Task requirements:
Copy every line from the material below that holds "cutting".

Data supplied:
=====
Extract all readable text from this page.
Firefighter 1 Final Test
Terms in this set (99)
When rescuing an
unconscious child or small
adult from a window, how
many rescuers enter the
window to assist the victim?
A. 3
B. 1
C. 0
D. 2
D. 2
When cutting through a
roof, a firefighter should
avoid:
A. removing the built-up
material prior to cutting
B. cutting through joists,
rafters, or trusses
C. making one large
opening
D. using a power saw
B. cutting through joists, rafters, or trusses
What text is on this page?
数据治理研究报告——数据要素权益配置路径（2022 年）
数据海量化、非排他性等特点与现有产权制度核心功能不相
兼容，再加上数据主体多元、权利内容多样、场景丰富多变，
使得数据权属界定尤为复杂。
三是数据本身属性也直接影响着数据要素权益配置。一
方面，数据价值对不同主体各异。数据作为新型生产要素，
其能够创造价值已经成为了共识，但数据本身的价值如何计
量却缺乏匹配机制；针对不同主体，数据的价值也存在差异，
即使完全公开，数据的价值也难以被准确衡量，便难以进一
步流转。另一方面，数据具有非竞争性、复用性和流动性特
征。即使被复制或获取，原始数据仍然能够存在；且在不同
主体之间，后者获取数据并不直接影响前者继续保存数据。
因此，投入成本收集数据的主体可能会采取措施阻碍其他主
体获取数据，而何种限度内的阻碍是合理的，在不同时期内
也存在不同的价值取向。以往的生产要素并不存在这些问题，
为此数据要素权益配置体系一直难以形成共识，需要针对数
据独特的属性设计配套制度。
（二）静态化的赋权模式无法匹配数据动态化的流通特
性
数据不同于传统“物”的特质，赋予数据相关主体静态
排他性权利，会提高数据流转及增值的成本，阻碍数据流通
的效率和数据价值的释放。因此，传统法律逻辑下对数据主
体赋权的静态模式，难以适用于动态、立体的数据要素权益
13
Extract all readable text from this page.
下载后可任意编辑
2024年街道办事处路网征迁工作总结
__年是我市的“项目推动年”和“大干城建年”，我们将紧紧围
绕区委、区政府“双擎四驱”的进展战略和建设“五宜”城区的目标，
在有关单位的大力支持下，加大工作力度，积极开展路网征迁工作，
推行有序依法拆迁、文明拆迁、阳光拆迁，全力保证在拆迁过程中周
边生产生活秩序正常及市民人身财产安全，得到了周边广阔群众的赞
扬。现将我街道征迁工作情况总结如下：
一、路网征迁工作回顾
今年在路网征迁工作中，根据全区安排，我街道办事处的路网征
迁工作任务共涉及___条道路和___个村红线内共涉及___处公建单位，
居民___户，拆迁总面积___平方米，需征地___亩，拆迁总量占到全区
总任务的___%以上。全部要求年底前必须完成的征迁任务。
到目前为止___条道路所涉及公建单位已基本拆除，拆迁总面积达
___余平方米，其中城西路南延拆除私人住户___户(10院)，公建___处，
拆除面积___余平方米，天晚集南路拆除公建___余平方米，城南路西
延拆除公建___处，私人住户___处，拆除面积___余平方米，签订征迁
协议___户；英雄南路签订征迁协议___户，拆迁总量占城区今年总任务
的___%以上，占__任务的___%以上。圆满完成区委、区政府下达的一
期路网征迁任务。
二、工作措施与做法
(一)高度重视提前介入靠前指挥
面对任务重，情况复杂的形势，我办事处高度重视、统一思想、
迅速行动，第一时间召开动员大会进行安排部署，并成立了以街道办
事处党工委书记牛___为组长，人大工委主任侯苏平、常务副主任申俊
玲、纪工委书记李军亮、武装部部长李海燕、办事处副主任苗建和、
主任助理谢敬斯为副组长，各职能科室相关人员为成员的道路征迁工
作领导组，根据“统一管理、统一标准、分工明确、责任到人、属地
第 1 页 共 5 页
=====
Expected answer:
When cutting through a
material prior to cutting
B. cutting through joists,
B. cutting through joists, rafters, or trusses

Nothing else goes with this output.